Task details: Rewrite all the records below, renaming every "storefront-photo" to "shop-photo" and leaving everything else unchanged. Leave the pictures out.

|---|

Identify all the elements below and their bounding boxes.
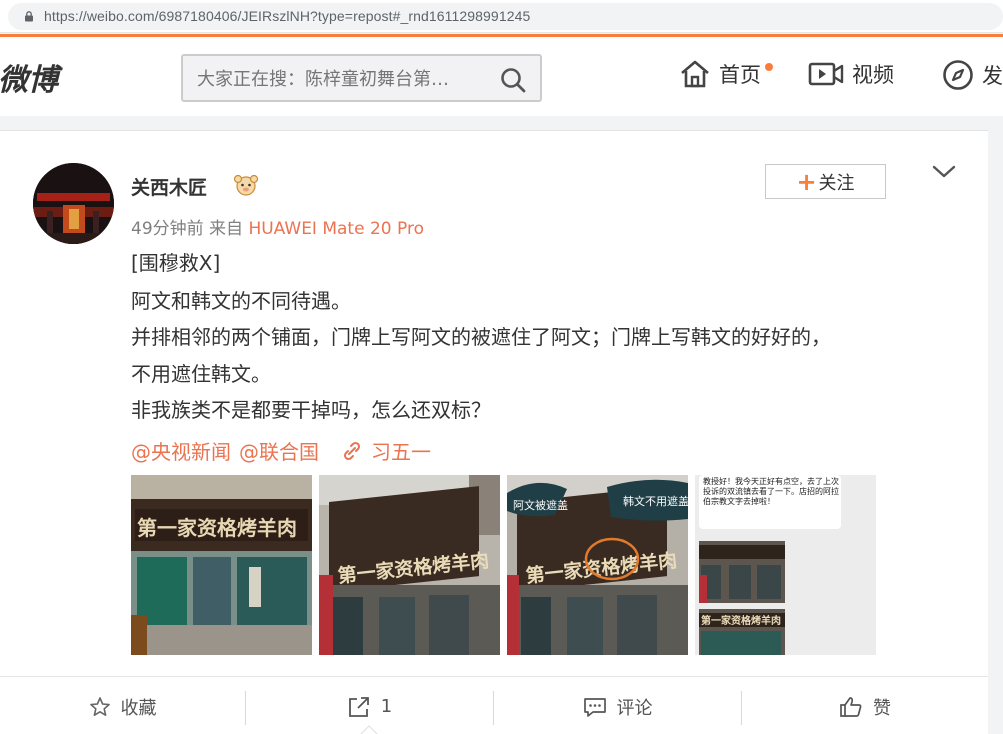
- bubble-text: 阿文被遮盖: [513, 498, 568, 512]
- post-text-line: [围穆救X]: [131, 251, 221, 275]
- home-icon: [681, 60, 709, 88]
- search-icon[interactable]: [500, 67, 526, 93]
- post-text-line: 非我族类不是都要干掉吗，怎么还双标？: [131, 398, 491, 422]
- post-text-line: 不用遮住韩文。: [131, 362, 271, 386]
- topic-link[interactable]: 习五一: [371, 436, 431, 465]
- post-text-line: 阿文和韩文的不同待遇。: [131, 289, 351, 313]
- storefront-photo: 第一家资格烤羊肉: [131, 475, 312, 655]
- follow-button[interactable]: + 关注: [765, 164, 886, 199]
- compass-icon: [943, 60, 973, 90]
- post-from-label: 来自: [209, 219, 244, 239]
- bubble-text: 韩文不用遮盖: [623, 494, 688, 508]
- chat-screenshot-photo: 教授好！我今天正好有点空，去了上次投诉的双流镇去看了一下。店招的阿拉伯宗教文字去…: [695, 475, 876, 655]
- follow-label: 关注: [818, 172, 855, 194]
- search-input[interactable]: [197, 66, 487, 92]
- link-icon: [343, 441, 361, 460]
- nav-item-video[interactable]: 视频: [808, 59, 894, 89]
- comment-button[interactable]: 评论: [494, 677, 741, 734]
- mention-link[interactable]: @联合国: [239, 436, 319, 465]
- url-text: https://weibo.com/6987180406/JEIRszlNH?t…: [44, 8, 531, 24]
- sign-text: 第一家资格烤羊肉: [137, 516, 297, 540]
- post-device[interactable]: HUAWEI Mate 20 Pro: [248, 219, 424, 239]
- star-icon: [89, 696, 110, 716]
- favorite-label: 收藏: [120, 697, 157, 719]
- caret-up-icon: [360, 725, 378, 734]
- post-image[interactable]: 教授好！我今天正好有点空，去了上次投诉的双流镇去看了一下。店招的阿拉伯宗教文字去…: [695, 475, 876, 655]
- post-time[interactable]: 49分钟前: [131, 219, 204, 239]
- post-image[interactable]: 第一家资格烤羊肉: [131, 475, 312, 655]
- post-image-gallery: 第一家资格烤羊肉 第一家资格烤羊肉 第一家资格烤羊肉 阿文被遮盖 韩文不用遮盖 …: [131, 475, 876, 655]
- avatar[interactable]: [33, 163, 114, 244]
- storefront-photo: 第一家资格烤羊肉: [319, 475, 500, 655]
- nav-label-home: 首页: [719, 63, 761, 87]
- weibo-post-card: 关西木匠 49分钟前 来自 HUAWEI Mate 20 Pro + 关注 [围…: [0, 130, 988, 734]
- url-field[interactable]: https://weibo.com/6987180406/JEIRszlNH?t…: [8, 3, 1003, 30]
- post-text-line: 并排相邻的两个铺面，门牌上写阿文的被遮住了阿文；门牌上写韩文的好好的，: [131, 325, 831, 349]
- like-label: 赞: [873, 697, 891, 719]
- lock-icon: [25, 11, 33, 22]
- unread-dot: [765, 63, 773, 71]
- avatar-image: [33, 163, 114, 244]
- comment-icon: [583, 697, 606, 717]
- mention-link[interactable]: @央视新闻: [131, 436, 231, 465]
- weibo-logo[interactable]: 微博: [0, 55, 58, 99]
- search-box[interactable]: [181, 54, 542, 102]
- nav-item-home[interactable]: 首页: [679, 59, 761, 89]
- repost-count: 1: [380, 696, 393, 717]
- post-image[interactable]: 第一家资格烤羊肉: [319, 475, 500, 655]
- like-button[interactable]: 赞: [742, 677, 988, 734]
- plus-icon: +: [796, 167, 817, 196]
- share-icon: [348, 696, 369, 717]
- post-meta: 49分钟前 来自 HUAWEI Mate 20 Pro: [131, 214, 424, 239]
- favorite-button[interactable]: 收藏: [0, 677, 245, 734]
- storefront-photo: 第一家资格烤羊肉 阿文被遮盖 韩文不用遮盖: [507, 475, 688, 655]
- top-navigation: 微博 首页 视频 发: [0, 34, 1003, 116]
- nav-label-discover: 发: [982, 64, 1003, 88]
- member-badge-icon[interactable]: [233, 174, 259, 196]
- sign-text: 第一家资格烤羊肉: [701, 614, 781, 627]
- post-author-name[interactable]: 关西木匠: [131, 173, 207, 200]
- post-image[interactable]: 第一家资格烤羊肉 阿文被遮盖 韩文不用遮盖: [507, 475, 688, 655]
- thumbs-up-icon: [840, 696, 862, 717]
- video-icon: [808, 62, 844, 86]
- nav-item-discover[interactable]: 发: [942, 59, 1003, 91]
- post-links: @央视新闻 @联合国 习五一: [131, 436, 439, 465]
- chat-text: 教授好！我今天正好有点空，去了上次投诉的双流镇去看了一下。店招的阿拉伯宗教文字去…: [703, 477, 839, 506]
- comment-label: 评论: [616, 697, 653, 719]
- post-action-bar: 收藏 1 评论 赞: [0, 676, 988, 734]
- nav-label-video: 视频: [852, 63, 894, 87]
- browser-address-bar: https://weibo.com/6987180406/JEIRszlNH?t…: [0, 0, 1003, 33]
- chevron-down-icon[interactable]: [932, 164, 956, 180]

|---|

Complete output:
Identify all the elements below and their bounding boxes.
- bubble-text: 阿文被遮盖: [513, 498, 568, 512]
- post-text-line: [围穆救X]: [131, 251, 221, 275]
- home-icon: [681, 60, 709, 88]
- search-icon[interactable]: [500, 67, 526, 93]
- post-text-line: 非我族类不是都要干掉吗，怎么还双标？: [131, 398, 491, 422]
- post-text-line: 不用遮住韩文。: [131, 362, 271, 386]
- topic-link[interactable]: 习五一: [371, 436, 431, 465]
- post-text-line: 阿文和韩文的不同待遇。: [131, 289, 351, 313]
- shop-photo: 第一家资格烤羊肉: [131, 475, 312, 655]
- follow-button[interactable]: + 关注: [765, 164, 886, 199]
- compass-icon: [943, 60, 973, 90]
- post-from-label: 来自: [209, 219, 244, 239]
- bubble-text: 韩文不用遮盖: [623, 494, 688, 508]
- chat-screenshot-photo: 教授好！我今天正好有点空，去了上次投诉的双流镇去看了一下。店招的阿拉伯宗教文字去…: [695, 475, 876, 655]
- follow-label: 关注: [818, 172, 855, 194]
- search-input[interactable]: [197, 66, 487, 92]
- link-icon: [343, 441, 361, 460]
- nav-item-video[interactable]: 视频: [808, 59, 894, 89]
- comment-button[interactable]: 评论: [494, 677, 741, 734]
- mention-link[interactable]: @联合国: [239, 436, 319, 465]
- url-text: https://weibo.com/6987180406/JEIRszlNH?t…: [44, 8, 531, 24]
- sign-text: 第一家资格烤羊肉: [137, 516, 297, 540]
- post-device[interactable]: HUAWEI Mate 20 Pro: [248, 219, 424, 239]
- star-icon: [89, 696, 110, 716]
- favorite-label: 收藏: [120, 697, 157, 719]
- caret-up-icon: [360, 725, 378, 734]
- post-image[interactable]: 教授好！我今天正好有点空，去了上次投诉的双流镇去看了一下。店招的阿拉伯宗教文字去…: [695, 475, 876, 655]
- post-time[interactable]: 49分钟前: [131, 219, 204, 239]
- post-image[interactable]: 第一家资格烤羊肉: [131, 475, 312, 655]
- post-image-gallery: 第一家资格烤羊肉 第一家资格烤羊肉 第一家资格烤羊肉 阿文被遮盖 韩文不用遮盖 …: [131, 475, 876, 655]
- avatar[interactable]: [33, 163, 114, 244]
- shop-photo: 第一家资格烤羊肉: [319, 475, 500, 655]
- nav-label-home: 首页: [719, 63, 761, 87]
- weibo-post-card: 关西木匠 49分钟前 来自 HUAWEI Mate 20 Pro + 关注 [围…: [0, 130, 988, 734]
- url-field[interactable]: https://weibo.com/6987180406/JEIRszlNH?t…: [8, 3, 1003, 30]
- post-text-line: 并排相邻的两个铺面，门牌上写阿文的被遮住了阿文；门牌上写韩文的好好的，: [131, 325, 831, 349]
- like-label: 赞: [873, 697, 891, 719]
- lock-icon: [25, 11, 33, 22]
- unread-dot: [765, 63, 773, 71]
- avatar-image: [33, 163, 114, 244]
- comment-icon: [583, 697, 606, 717]
- mention-link[interactable]: @央视新闻: [131, 436, 231, 465]
- weibo-logo[interactable]: 微博: [0, 55, 58, 99]
- search-box[interactable]: [181, 54, 542, 102]
- nav-item-home[interactable]: 首页: [679, 59, 761, 89]
- repost-count: 1: [380, 696, 393, 717]
- post-image[interactable]: 第一家资格烤羊肉: [319, 475, 500, 655]
- like-button[interactable]: 赞: [742, 677, 988, 734]
- plus-icon: +: [796, 167, 817, 196]
- share-icon: [348, 696, 369, 717]
- post-meta: 49分钟前 来自 HUAWEI Mate 20 Pro: [131, 214, 424, 239]
- favorite-button[interactable]: 收藏: [0, 677, 245, 734]
- shop-photo: 第一家资格烤羊肉 阿文被遮盖 韩文不用遮盖: [507, 475, 688, 655]
- top-navigation: 微博 首页 视频 发: [0, 34, 1003, 116]
- nav-label-discover: 发: [982, 64, 1003, 88]
- member-badge-icon[interactable]: [233, 174, 259, 196]
- sign-text: 第一家资格烤羊肉: [701, 614, 781, 627]
- post-author-name[interactable]: 关西木匠: [131, 173, 207, 200]
- post-image[interactable]: 第一家资格烤羊肉 阿文被遮盖 韩文不用遮盖: [507, 475, 688, 655]
- thumbs-up-icon: [840, 696, 862, 717]
- video-icon: [808, 62, 844, 86]
- nav-item-discover[interactable]: 发: [942, 59, 1003, 91]
- post-links: @央视新闻 @联合国 习五一: [131, 436, 439, 465]
- chat-text: 教授好！我今天正好有点空，去了上次投诉的双流镇去看了一下。店招的阿拉伯宗教文字去…: [703, 477, 839, 506]
- comment-label: 评论: [616, 697, 653, 719]
- post-action-bar: 收藏 1 评论 赞: [0, 676, 988, 734]
- nav-label-video: 视频: [852, 63, 894, 87]
- browser-address-bar: https://weibo.com/6987180406/JEIRszlNH?t…: [0, 0, 1003, 33]
- chevron-down-icon[interactable]: [932, 164, 956, 180]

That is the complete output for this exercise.